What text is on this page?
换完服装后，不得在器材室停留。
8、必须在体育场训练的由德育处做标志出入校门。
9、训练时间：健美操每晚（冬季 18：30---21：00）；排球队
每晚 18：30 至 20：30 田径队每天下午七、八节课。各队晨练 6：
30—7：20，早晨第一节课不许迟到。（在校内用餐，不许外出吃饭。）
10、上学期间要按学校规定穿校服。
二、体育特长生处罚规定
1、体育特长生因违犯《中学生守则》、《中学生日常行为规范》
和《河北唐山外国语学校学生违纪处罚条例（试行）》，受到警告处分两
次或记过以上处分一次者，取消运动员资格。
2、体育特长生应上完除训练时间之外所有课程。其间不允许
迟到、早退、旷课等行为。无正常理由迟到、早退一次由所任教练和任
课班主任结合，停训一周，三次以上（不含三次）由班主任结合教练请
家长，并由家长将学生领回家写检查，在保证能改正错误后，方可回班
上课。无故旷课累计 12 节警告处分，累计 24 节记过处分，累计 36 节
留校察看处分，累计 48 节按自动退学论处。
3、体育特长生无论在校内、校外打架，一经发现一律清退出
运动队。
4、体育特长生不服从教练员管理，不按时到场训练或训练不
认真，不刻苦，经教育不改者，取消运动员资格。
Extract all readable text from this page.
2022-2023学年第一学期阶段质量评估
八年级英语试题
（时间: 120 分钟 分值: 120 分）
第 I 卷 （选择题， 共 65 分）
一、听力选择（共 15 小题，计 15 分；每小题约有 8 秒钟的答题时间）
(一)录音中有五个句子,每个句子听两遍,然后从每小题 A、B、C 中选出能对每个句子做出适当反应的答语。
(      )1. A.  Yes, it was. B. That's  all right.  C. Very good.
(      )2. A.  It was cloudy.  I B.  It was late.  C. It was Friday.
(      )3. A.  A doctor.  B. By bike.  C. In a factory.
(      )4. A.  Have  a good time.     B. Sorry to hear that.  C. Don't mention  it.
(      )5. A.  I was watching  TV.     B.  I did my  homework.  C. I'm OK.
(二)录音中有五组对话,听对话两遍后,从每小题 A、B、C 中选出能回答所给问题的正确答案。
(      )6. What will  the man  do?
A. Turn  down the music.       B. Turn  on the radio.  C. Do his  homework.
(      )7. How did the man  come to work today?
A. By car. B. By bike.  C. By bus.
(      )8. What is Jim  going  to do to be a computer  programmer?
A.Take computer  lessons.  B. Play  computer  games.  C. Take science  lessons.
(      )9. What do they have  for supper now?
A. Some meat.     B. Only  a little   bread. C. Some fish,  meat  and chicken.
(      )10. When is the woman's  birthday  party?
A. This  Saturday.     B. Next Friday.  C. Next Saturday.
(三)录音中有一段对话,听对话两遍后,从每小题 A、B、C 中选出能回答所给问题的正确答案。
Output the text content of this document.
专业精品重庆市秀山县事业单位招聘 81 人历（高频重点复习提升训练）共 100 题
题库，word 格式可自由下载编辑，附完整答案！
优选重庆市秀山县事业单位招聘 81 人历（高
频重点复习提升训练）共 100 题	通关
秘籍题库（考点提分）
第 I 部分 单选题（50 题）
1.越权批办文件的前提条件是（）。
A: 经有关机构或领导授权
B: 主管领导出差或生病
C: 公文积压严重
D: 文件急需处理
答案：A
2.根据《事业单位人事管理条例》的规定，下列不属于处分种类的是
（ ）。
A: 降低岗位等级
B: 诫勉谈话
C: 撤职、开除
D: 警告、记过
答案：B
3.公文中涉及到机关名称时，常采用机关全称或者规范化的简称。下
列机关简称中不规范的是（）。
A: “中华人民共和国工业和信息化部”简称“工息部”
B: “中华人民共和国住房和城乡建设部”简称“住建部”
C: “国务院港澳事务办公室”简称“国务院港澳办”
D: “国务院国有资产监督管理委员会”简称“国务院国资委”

_Goal:_ Write out the full set of records exactly as given.

_Output for this task:_
What text is on this page?
换完服装后，不得在器材室停留。
8、必须在体育场训练的由德育处做标志出入校门。
9、训练时间：健美操每晚（冬季 18：30---21：00）；排球队
每晚 18：30 至 20：30 田径队每天下午七、八节课。各队晨练 6：
30—7：20，早晨第一节课不许迟到。（在校内用餐，不许外出吃饭。）
10、上学期间要按学校规定穿校服。
二、体育特长生处罚规定
1、体育特长生因违犯《中学生守则》、《中学生日常行为规范》
和《河北唐山外国语学校学生违纪处罚条例（试行）》，受到警告处分两
次或记过以上处分一次者，取消运动员资格。
2、体育特长生应上完除训练时间之外所有课程。其间不允许
迟到、早退、旷课等行为。无正常理由迟到、早退一次由所任教练和任
课班主任结合，停训一周，三次以上（不含三次）由班主任结合教练请
家长，并由家长将学生领回家写检查，在保证能改正错误后，方可回班
上课。无故旷课累计 12 节警告处分，累计 24 节记过处分，累计 36 节
留校察看处分，累计 48 节按自动退学论处。
3、体育特长生无论在校内、校外打架，一经发现一律清退出
运动队。
4、体育特长生不服从教练员管理，不按时到场训练或训练不
认真，不刻苦，经教育不改者，取消运动员资格。
Extract all readable text from this page.
2022-2023学年第一学期阶段质量评估
八年级英语试题
（时间: 120 分钟 分值: 120 分）
第 I 卷 （选择题， 共 65 分）
一、听力选择（共 15 小题，计 15 分；每小题约有 8 秒钟的答题时间）
(一)录音中有五个句子,每个句子听两遍,然后从每小题 A、B、C 中选出能对每个句子做出适当反应的答语。
(      )1. A.  Yes, it was. B. That's  all right.  C. Very good.
(      )2. A.  It was cloudy.  I B.  It was late.  C. It was Friday.
(      )3. A.  A doctor.  B. By bike.  C. In a factory.
(      )4. A.  Have  a good time.     B. Sorry to hear that.  C. Don't mention  it.
(      )5. A.  I was watching  TV.     B.  I did my  homework.  C. I'm OK.
(二)录音中有五组对话,听对话两遍后,从每小题 A、B、C 中选出能回答所给问题的正确答案。
(      )6. What will  the man  do?
A. Turn  down the music.       B. Turn  on the radio.  C. Do his  homework.
(      )7. How did the man  come to work today?
A. By car. B. By bike.  C. By bus.
(      )8. What is Jim  going  to do to be a computer  programmer?
A.Take computer  lessons.  B. Play  computer  games.  C. Take science  lessons.
(      )9. What do they have  for supper now?
A. Some meat.     B. Only  a little   bread. C. Some fish,  meat  and chicken.
(      )10. When is the woman's  birthday  party?
A. This  Saturday.     B. Next Friday.  C. Next Saturday.
(三)录音中有一段对话,听对话两遍后,从每小题 A、B、C 中选出能回答所给问题的正确答案。
Output the text content of this document.
专业精品重庆市秀山县事业单位招聘 81 人历（高频重点复习提升训练）共 100 题
题库，word 格式可自由下载编辑，附完整答案！
优选重庆市秀山县事业单位招聘 81 人历（高
频重点复习提升训练）共 100 题	通关
秘籍题库（考点提分）
第 I 部分 单选题（50 题）
1.越权批办文件的前提条件是（）。
A: 经有关机构或领导授权
B: 主管领导出差或生病
C: 公文积压严重
D: 文件急需处理
答案：A
2.根据《事业单位人事管理条例》的规定，下列不属于处分种类的是
（ ）。
A: 降低岗位等级
B: 诫勉谈话
C: 撤职、开除
D: 警告、记过
答案：B
3.公文中涉及到机关名称时，常采用机关全称或者规范化的简称。下
列机关简称中不规范的是（）。
A: “中华人民共和国工业和信息化部”简称“工息部”
B: “中华人民共和国住房和城乡建设部”简称“住建部”
C: “国务院港澳事务办公室”简称“国务院港澳办”
D: “国务院国有资产监督管理委员会”简称“国务院国资委”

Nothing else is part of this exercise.